• **Job**: Retype the whole listing below, character for character.
>> Start Data for this task
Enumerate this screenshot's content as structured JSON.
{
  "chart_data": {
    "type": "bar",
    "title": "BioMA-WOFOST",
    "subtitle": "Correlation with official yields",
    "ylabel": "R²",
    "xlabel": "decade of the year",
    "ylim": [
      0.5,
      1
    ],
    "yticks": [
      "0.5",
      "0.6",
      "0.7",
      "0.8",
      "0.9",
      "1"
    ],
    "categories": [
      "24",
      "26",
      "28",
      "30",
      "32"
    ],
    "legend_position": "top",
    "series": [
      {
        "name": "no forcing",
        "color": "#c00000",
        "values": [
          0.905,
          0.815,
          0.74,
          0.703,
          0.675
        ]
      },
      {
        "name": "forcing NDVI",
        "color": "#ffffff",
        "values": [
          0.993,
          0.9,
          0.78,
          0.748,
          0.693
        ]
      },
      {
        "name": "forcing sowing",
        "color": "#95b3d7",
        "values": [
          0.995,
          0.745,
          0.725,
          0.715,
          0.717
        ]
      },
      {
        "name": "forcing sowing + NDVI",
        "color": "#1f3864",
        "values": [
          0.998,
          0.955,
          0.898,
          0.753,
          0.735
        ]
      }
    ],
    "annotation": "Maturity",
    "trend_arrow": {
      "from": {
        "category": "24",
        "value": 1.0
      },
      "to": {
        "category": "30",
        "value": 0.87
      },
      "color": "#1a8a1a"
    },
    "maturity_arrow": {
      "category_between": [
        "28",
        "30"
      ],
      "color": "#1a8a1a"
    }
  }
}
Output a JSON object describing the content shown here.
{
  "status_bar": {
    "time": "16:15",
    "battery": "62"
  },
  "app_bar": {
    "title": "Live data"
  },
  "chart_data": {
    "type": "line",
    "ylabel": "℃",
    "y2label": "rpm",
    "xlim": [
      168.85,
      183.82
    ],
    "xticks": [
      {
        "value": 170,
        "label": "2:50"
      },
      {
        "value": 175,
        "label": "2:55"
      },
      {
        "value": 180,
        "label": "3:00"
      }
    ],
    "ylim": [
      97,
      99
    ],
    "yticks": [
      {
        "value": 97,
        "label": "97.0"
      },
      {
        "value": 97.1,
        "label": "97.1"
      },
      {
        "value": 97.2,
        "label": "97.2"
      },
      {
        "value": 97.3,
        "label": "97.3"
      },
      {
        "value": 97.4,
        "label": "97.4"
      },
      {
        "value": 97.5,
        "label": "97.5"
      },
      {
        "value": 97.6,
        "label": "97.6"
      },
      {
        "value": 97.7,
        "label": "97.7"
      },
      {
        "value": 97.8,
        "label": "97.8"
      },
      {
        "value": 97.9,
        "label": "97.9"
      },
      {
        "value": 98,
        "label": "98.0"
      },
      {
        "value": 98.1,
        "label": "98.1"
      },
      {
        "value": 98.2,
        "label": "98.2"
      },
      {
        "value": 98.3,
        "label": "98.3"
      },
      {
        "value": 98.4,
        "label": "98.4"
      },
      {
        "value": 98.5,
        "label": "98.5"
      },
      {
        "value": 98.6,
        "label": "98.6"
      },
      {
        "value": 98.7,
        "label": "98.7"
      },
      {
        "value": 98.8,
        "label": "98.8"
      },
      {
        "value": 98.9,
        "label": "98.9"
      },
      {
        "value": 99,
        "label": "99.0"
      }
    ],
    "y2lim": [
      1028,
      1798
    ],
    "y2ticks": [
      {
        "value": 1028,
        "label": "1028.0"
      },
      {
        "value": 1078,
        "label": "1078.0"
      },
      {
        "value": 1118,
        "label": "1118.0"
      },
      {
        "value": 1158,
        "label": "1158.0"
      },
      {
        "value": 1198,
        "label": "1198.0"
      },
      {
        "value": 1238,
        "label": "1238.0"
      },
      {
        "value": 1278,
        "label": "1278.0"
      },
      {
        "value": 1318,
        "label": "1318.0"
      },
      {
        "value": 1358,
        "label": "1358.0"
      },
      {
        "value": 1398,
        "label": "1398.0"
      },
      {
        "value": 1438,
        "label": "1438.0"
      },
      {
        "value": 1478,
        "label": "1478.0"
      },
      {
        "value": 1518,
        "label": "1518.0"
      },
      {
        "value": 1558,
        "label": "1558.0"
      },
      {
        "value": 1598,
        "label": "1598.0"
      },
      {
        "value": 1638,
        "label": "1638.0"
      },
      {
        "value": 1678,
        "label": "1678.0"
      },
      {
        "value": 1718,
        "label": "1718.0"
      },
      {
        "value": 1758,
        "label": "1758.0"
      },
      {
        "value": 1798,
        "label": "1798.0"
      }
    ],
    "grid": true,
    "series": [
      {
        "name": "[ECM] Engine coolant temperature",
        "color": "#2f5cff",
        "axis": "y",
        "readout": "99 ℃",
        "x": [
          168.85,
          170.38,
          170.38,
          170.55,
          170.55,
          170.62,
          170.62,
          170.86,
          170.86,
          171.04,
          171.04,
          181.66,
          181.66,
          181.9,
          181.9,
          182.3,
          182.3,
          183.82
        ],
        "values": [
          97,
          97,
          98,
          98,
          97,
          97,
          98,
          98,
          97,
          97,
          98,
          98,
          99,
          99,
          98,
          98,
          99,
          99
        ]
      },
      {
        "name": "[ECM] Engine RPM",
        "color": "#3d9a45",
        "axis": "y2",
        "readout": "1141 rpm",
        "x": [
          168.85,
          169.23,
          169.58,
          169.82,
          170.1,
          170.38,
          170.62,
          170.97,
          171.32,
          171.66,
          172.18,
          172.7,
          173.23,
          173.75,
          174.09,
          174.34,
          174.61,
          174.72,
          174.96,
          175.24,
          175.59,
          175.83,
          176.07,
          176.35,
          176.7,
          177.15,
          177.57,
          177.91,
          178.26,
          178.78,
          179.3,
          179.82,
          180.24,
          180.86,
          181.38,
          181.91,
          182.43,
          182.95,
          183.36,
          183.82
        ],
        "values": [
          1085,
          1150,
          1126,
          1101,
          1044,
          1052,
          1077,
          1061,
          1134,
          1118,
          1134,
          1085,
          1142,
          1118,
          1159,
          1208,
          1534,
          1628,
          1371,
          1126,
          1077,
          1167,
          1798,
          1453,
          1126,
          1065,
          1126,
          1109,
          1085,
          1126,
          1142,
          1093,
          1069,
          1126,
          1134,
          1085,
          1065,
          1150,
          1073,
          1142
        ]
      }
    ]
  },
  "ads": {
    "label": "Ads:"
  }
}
>> End Data for this task
• **Task response**:
Enumerate this screenshot's content as structured JSON.
{
  "chart_data": {
    "type": "bar",
    "title": "BioMA-WOFOST",
    "subtitle": "Correlation with official yields",
    "ylabel": "R²",
    "xlabel": "decade of the year",
    "ylim": [
      0.5,
      1
    ],
    "yticks": [
      "0.5",
      "0.6",
      "0.7",
      "0.8",
      "0.9",
      "1"
    ],
    "categories": [
      "24",
      "26",
      "28",
      "30",
      "32"
    ],
    "legend_position": "top",
    "series": [
      {
        "name": "no forcing",
        "color": "#c00000",
        "values": [
          0.905,
          0.815,
          0.74,
          0.703,
          0.675
        ]
      },
      {
        "name": "forcing NDVI",
        "color": "#ffffff",
        "values": [
          0.993,
          0.9,
          0.78,
          0.748,
          0.693
        ]
      },
      {
        "name": "forcing sowing",
        "color": "#95b3d7",
        "values": [
          0.995,
          0.745,
          0.725,
          0.715,
          0.717
        ]
      },
      {
        "name": "forcing sowing + NDVI",
        "color": "#1f3864",
        "values": [
          0.998,
          0.955,
          0.898,
          0.753,
          0.735
        ]
      }
    ],
    "annotation": "Maturity",
    "trend_arrow": {
      "from": {
        "category": "24",
        "value": 1.0
      },
      "to": {
        "category": "30",
        "value": 0.87
      },
      "color": "#1a8a1a"
    },
    "maturity_arrow": {
      "category_between": [
        "28",
        "30"
      ],
      "color": "#1a8a1a"
    }
  }
}
Output a JSON object describing the content shown here.
{
  "status_bar": {
    "time": "16:15",
    "battery": "62"
  },
  "app_bar": {
    "title": "Live data"
  },
  "chart_data": {
    "type": "line",
    "ylabel": "℃",
    "y2label": "rpm",
    "xlim": [
      168.85,
      183.82
    ],
    "xticks": [
      {
        "value": 170,
        "label": "2:50"
      },
      {
        "value": 175,
        "label": "2:55"
      },
      {
        "value": 180,
        "label": "3:00"
      }
    ],
    "ylim": [
      97,
      99
    ],
    "yticks": [
      {
        "value": 97,
        "label": "97.0"
      },
      {
        "value": 97.1,
        "label": "97.1"
      },
      {
        "value": 97.2,
        "label": "97.2"
      },
      {
        "value": 97.3,
        "label": "97.3"
      },
      {
        "value": 97.4,
        "label": "97.4"
      },
      {
        "value": 97.5,
        "label": "97.5"
      },
      {
        "value": 97.6,
        "label": "97.6"
      },
      {
        "value": 97.7,
        "label": "97.7"
      },
      {
        "value": 97.8,
        "label": "97.8"
      },
      {
        "value": 97.9,
        "label": "97.9"
      },
      {
        "value": 98,
        "label": "98.0"
      },
      {
        "value": 98.1,
        "label": "98.1"
      },
      {
        "value": 98.2,
        "label": "98.2"
      },
      {
        "value": 98.3,
        "label": "98.3"
      },
      {
        "value": 98.4,
        "label": "98.4"
      },
      {
        "value": 98.5,
        "label": "98.5"
      },
      {
        "value": 98.6,
        "label": "98.6"
      },
      {
        "value": 98.7,
        "label": "98.7"
      },
      {
        "value": 98.8,
        "label": "98.8"
      },
      {
        "value": 98.9,
        "label": "98.9"
      },
      {
        "value": 99,
        "label": "99.0"
      }
    ],
    "y2lim": [
      1028,
      1798
    ],
    "y2ticks": [
      {
        "value": 1028,
        "label": "1028.0"
      },
      {
        "value": 1078,
        "label": "1078.0"
      },
      {
        "value": 1118,
        "label": "1118.0"
      },
      {
        "value": 1158,
        "label": "1158.0"
      },
      {
        "value": 1198,
        "label": "1198.0"
      },
      {
        "value": 1238,
        "label": "1238.0"
      },
      {
        "value": 1278,
        "label": "1278.0"
      },
      {
        "value": 1318,
        "label": "1318.0"
      },
      {
        "value": 1358,
        "label": "1358.0"
      },
      {
        "value": 1398,
        "label": "1398.0"
      },
      {
        "value": 1438,
        "label": "1438.0"
      },
      {
        "value": 1478,
        "label": "1478.0"
      },
      {
        "value": 1518,
        "label": "1518.0"
      },
      {
        "value": 1558,
        "label": "1558.0"
      },
      {
        "value": 1598,
        "label": "1598.0"
      },
      {
        "value": 1638,
        "label": "1638.0"
      },
      {
        "value": 1678,
        "label": "1678.0"
      },
      {
        "value": 1718,
        "label": "1718.0"
      },
      {
        "value": 1758,
        "label": "1758.0"
      },
      {
        "value": 1798,
        "label": "1798.0"
      }
    ],
    "grid": true,
    "series": [
      {
        "name": "[ECM] Engine coolant temperature",
        "color": "#2f5cff",
        "axis": "y",
        "readout": "99 ℃",
        "x": [
          168.85,
          170.38,
          170.38,
          170.55,
          170.55,
          170.62,
          170.62,
          170.86,
          170.86,
          171.04,
          171.04,
          181.66,
          181.66,
          181.9,
          181.9,
          182.3,
          182.3,
          183.82
        ],
        "values": [
          97,
          97,
          98,
          98,
          97,
          97,
          98,
          98,
          97,
          97,
          98,
          98,
          99,
          99,
          98,
          98,
          99,
          99
        ]
      },
      {
        "name": "[ECM] Engine RPM",
        "color": "#3d9a45",
        "axis": "y2",
        "readout": "1141 rpm",
        "x": [
          168.85,
          169.23,
          169.58,
          169.82,
          170.1,
          170.38,
          170.62,
          170.97,
          171.32,
          171.66,
          172.18,
          172.7,
          173.23,
          173.75,
          174.09,
          174.34,
          174.61,
          174.72,
          174.96,
          175.24,
          175.59,
          175.83,
          176.07,
          176.35,
          176.7,
          177.15,
          177.57,
          177.91,
          178.26,
          178.78,
          179.3,
          179.82,
          180.24,
          180.86,
          181.38,
          181.91,
          182.43,
          182.95,
          183.36,
          183.82
        ],
        "values": [
          1085,
          1150,
          1126,
          1101,
          1044,
          1052,
          1077,
          1061,
          1134,
          1118,
          1134,
          1085,
          1142,
          1118,
          1159,
          1208,
          1534,
          1628,
          1371,
          1126,
          1077,
          1167,
          1798,
          1453,
          1126,
          1065,
          1126,
          1109,
          1085,
          1126,
          1142,
          1093,
          1069,
          1126,
          1134,
          1085,
          1065,
          1150,
          1073,
          1142
        ]
      }
    ]
  },
  "ads": {
    "label": "Ads:"
  }
}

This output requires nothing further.